Images are excluded; otherwise, output every record exactly.

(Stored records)
# # # #

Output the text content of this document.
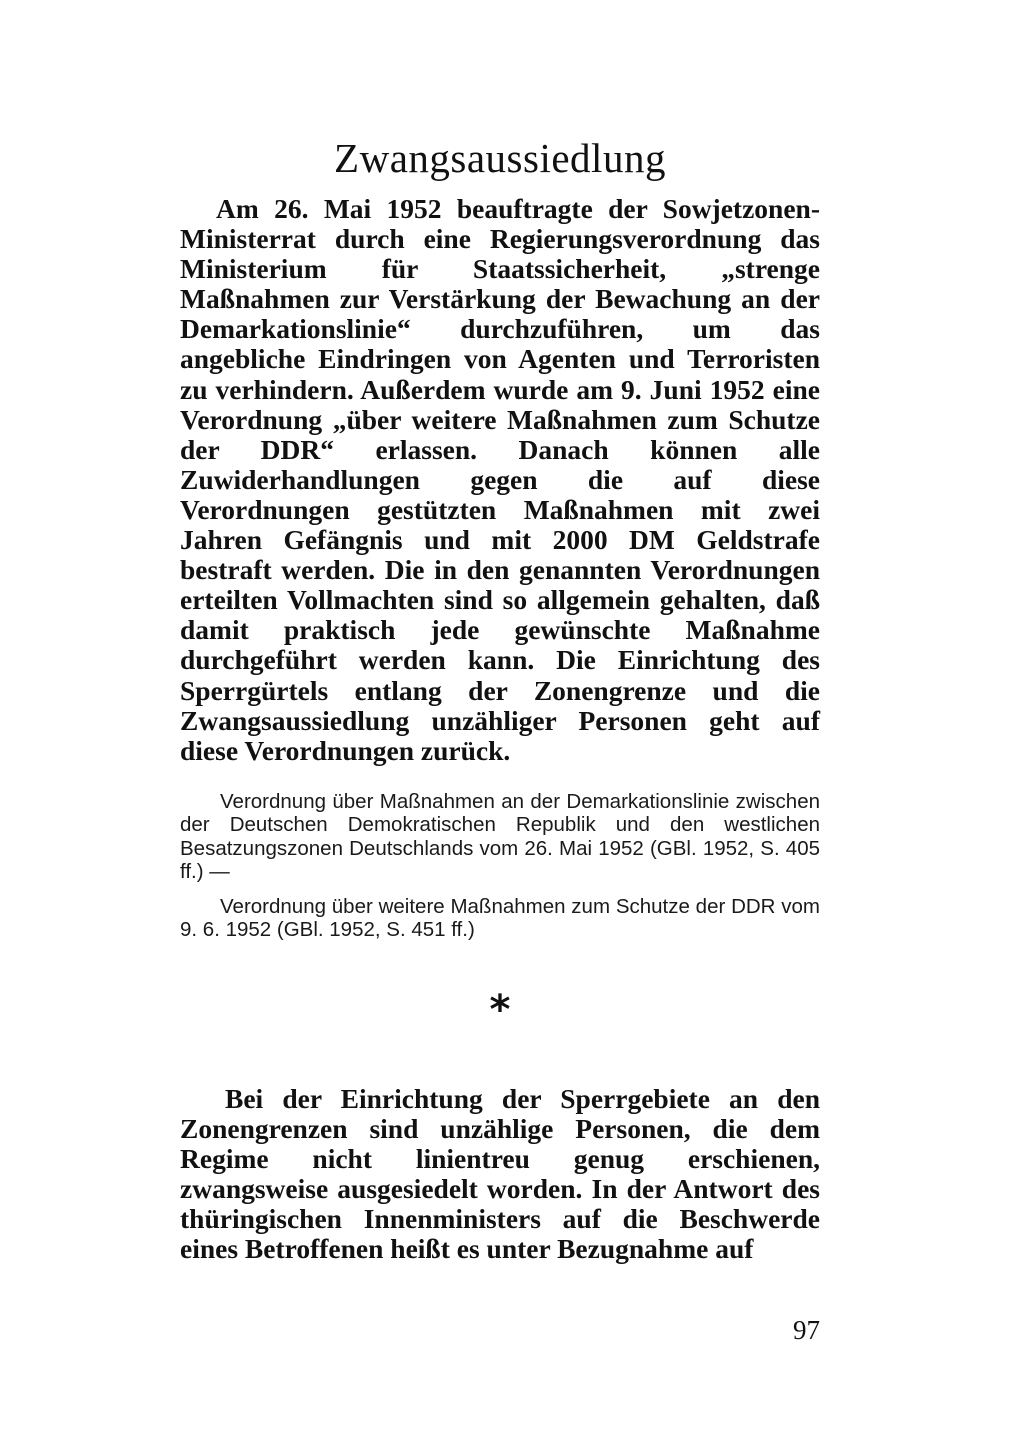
Zwangsaussiedlung

Am 26. Mai 1952 beauftragte der Sowjetzonen-Ministerrat durch eine Regierungsverordnung das Ministerium für Staatssicherheit, „strenge Maßnahmen zur Verstärkung der Bewachung an der Demarkationslinie“ durchzuführen, um das angebliche Eindringen von Agenten und Terroristen zu verhindern. Außerdem wurde am 9. Juni 1952 eine Verordnung „über weitere Maßnahmen zum Schutze der DDR“ erlassen. Danach können alle Zuwiderhandlungen gegen die auf diese Verordnungen gestützten Maßnahmen mit zwei Jahren Gefängnis und mit 2000 DM Geldstrafe bestraft werden. Die in den genannten Verordnungen erteilten Vollmachten sind so allgemein gehalten, daß damit praktisch jede gewünschte Maßnahme durchgeführt werden kann. Die Einrichtung des Sperrgürtels entlang der Zonengrenze und die Zwangsaussiedlung unzähliger Personen geht auf diese Verordnungen zurück.

Verordnung über Maßnahmen an der Demarkationslinie zwischen der Deutschen Demokratischen Republik und den westlichen Besatzungszonen Deutschlands vom 26. Mai 1952 (GBl. 1952, S. 405 ff.) —

Verordnung über weitere Maßnahmen zum Schutze der DDR vom 9. 6. 1952 (GBl. 1952, S. 451 ff.)

*

Bei der Einrichtung der Sperrgebiete an den Zonengrenzen sind unzählige Personen, die dem Regime nicht linientreu genug erschienen, zwangsweise ausgesiedelt worden. In der Antwort des thüringischen Innenministers auf die Beschwerde eines Betroffenen heißt es unter Bezugnahme auf

97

# # # #

## Solution to this exercise
Output the text content of this document.
Zwangsaussiedlung

Am 26. Mai 1952 beauftragte der Sowjetzonen-Ministerrat durch eine Regierungsverordnung das Ministerium für Staatssicherheit, „strenge Maßnahmen zur Verstärkung der Bewachung an der Demarkationslinie“ durchzuführen, um das angebliche Eindringen von Agenten und Terroristen zu verhindern. Außerdem wurde am 9. Juni 1952 eine Verordnung „über weitere Maßnahmen zum Schutze der DDR“ erlassen. Danach können alle Zuwiderhandlungen gegen die auf diese Verordnungen gestützten Maßnahmen mit zwei Jahren Gefängnis und mit 2000 DM Geldstrafe bestraft werden. Die in den genannten Verordnungen erteilten Vollmachten sind so allgemein gehalten, daß damit praktisch jede gewünschte Maßnahme durchgeführt werden kann. Die Einrichtung des Sperrgürtels entlang der Zonengrenze und die Zwangsaussiedlung unzähliger Personen geht auf diese Verordnungen zurück.

Verordnung über Maßnahmen an der Demarkationslinie zwischen der Deutschen Demokratischen Republik und den westlichen Besatzungszonen Deutschlands vom 26. Mai 1952 (GBl. 1952, S. 405 ff.) —

Verordnung über weitere Maßnahmen zum Schutze der DDR vom 9. 6. 1952 (GBl. 1952, S. 451 ff.)

*

Bei der Einrichtung der Sperrgebiete an den Zonengrenzen sind unzählige Personen, die dem Regime nicht linientreu genug erschienen, zwangsweise ausgesiedelt worden. In der Antwort des thüringischen Innenministers auf die Beschwerde eines Betroffenen heißt es unter Bezugnahme auf

97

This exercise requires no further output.